### DIRECTIONS
Tally the lines in the listing below that contain "labels" and report the tally alone.
>> Start DATA
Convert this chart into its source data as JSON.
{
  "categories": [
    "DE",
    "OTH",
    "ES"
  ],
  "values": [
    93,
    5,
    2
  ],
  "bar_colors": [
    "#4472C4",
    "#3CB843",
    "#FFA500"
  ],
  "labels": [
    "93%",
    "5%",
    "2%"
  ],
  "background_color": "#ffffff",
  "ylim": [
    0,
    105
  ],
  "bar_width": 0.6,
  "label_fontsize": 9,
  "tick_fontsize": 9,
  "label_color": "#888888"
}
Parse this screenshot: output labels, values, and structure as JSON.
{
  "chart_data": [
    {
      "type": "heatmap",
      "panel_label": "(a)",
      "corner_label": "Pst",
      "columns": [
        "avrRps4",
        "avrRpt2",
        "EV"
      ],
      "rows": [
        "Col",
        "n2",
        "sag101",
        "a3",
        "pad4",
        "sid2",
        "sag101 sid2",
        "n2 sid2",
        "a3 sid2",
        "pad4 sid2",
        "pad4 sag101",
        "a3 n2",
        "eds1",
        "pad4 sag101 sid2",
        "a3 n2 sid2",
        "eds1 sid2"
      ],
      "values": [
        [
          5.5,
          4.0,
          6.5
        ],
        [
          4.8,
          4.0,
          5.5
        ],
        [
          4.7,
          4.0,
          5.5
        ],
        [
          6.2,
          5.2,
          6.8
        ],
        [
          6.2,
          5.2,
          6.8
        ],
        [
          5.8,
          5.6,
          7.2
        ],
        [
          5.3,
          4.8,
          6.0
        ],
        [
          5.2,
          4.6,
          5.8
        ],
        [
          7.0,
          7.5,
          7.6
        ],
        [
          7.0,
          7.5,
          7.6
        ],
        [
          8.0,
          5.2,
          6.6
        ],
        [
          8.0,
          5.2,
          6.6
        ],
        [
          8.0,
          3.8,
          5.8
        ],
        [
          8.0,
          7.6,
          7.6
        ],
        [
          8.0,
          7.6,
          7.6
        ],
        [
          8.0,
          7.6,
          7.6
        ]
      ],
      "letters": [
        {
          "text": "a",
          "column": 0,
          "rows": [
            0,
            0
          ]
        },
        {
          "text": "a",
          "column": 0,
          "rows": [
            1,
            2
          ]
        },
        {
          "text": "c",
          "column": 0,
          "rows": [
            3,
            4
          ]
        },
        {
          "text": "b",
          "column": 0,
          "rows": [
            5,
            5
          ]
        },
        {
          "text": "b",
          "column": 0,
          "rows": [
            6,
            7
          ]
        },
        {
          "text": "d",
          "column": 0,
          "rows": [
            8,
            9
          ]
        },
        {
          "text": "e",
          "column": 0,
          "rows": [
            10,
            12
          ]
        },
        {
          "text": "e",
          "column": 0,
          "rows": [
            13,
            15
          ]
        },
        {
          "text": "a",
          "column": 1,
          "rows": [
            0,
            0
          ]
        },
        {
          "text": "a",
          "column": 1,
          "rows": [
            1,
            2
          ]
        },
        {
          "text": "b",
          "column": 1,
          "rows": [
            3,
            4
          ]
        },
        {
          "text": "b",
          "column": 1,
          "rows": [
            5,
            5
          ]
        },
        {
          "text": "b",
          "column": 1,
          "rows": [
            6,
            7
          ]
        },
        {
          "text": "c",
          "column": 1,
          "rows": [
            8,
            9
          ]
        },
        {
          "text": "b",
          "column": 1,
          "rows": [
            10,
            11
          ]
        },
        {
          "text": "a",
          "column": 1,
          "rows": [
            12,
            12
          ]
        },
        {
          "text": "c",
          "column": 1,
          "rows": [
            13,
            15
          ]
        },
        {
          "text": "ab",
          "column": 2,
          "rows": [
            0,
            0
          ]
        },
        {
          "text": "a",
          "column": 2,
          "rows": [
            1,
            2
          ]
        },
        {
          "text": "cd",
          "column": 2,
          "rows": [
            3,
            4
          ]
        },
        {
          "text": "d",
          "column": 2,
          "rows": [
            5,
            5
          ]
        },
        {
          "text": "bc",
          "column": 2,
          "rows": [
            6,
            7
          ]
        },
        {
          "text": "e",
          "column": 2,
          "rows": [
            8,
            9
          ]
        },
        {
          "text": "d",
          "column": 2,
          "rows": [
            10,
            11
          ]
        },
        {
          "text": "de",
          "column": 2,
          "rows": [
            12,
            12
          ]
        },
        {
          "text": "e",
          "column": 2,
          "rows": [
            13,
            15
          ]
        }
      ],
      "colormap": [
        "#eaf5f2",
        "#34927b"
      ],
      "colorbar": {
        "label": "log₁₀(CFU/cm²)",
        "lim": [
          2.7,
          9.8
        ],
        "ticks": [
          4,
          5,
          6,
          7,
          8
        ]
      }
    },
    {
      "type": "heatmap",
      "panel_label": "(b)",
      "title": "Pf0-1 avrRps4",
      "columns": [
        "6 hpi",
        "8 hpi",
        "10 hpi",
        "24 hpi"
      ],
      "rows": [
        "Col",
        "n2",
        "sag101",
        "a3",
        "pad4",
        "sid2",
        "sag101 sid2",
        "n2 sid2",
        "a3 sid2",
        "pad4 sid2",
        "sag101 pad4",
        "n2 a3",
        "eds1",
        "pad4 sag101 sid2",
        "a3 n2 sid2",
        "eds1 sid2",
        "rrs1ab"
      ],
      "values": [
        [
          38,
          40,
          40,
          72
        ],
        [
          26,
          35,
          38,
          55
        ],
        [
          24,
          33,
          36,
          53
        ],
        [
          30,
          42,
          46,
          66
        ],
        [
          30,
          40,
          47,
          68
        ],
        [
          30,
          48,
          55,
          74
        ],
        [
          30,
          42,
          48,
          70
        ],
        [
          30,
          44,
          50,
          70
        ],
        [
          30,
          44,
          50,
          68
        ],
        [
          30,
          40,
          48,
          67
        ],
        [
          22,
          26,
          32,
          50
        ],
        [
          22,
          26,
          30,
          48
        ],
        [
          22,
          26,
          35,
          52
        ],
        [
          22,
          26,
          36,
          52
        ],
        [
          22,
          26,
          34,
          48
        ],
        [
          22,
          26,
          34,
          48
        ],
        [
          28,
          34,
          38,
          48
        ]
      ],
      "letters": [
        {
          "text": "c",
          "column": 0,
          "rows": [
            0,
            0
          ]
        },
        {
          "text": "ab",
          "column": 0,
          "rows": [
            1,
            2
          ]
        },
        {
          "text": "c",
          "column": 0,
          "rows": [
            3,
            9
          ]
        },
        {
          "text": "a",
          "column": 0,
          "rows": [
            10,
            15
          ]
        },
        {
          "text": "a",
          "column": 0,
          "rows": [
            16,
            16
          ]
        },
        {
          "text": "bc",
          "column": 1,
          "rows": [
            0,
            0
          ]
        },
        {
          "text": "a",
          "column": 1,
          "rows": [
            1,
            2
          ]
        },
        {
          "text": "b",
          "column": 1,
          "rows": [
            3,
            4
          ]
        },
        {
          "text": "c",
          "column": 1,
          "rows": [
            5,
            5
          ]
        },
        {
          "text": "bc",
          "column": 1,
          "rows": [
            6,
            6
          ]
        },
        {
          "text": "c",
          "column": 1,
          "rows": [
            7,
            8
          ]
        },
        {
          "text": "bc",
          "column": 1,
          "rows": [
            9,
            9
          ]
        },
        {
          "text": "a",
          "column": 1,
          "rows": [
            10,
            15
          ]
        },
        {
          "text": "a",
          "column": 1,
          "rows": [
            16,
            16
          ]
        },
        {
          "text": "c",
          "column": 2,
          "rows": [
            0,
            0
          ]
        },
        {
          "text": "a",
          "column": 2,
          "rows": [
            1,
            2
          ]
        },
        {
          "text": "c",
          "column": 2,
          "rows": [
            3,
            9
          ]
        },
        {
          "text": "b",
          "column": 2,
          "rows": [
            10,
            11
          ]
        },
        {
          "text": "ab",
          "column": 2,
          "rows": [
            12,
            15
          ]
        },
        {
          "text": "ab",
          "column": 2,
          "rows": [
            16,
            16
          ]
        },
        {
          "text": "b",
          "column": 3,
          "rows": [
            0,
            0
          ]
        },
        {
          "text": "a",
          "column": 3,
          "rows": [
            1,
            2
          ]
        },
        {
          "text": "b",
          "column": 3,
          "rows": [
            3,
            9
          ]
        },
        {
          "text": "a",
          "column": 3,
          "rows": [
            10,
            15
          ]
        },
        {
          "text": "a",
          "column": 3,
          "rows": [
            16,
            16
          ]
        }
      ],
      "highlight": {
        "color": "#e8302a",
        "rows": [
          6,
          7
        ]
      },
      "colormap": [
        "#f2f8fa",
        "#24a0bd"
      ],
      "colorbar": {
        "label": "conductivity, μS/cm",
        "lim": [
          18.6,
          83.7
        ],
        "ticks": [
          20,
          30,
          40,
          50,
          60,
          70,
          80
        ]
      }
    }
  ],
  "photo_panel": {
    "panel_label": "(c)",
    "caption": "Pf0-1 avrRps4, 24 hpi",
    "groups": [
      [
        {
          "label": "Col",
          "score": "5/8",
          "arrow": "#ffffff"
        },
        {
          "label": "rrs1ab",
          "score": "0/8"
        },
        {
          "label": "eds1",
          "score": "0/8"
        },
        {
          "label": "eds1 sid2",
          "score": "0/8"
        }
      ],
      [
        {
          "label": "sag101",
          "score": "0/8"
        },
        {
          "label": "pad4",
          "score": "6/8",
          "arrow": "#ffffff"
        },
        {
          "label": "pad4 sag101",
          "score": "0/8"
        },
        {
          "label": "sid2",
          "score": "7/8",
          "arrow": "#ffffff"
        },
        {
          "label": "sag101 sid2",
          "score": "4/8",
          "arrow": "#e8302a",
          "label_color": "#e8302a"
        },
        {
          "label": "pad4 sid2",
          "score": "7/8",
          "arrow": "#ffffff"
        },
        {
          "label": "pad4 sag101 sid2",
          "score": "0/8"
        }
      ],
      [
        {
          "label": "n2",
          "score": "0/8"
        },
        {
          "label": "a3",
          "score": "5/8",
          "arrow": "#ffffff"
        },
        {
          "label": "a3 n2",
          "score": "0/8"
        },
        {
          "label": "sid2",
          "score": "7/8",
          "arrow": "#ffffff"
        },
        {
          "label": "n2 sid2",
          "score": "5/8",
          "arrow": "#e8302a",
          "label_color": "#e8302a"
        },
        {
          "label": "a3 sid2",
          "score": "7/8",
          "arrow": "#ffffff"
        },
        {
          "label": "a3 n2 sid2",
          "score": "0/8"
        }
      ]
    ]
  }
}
>> End DATA
### RESULT FOR THIS EXERCISE
2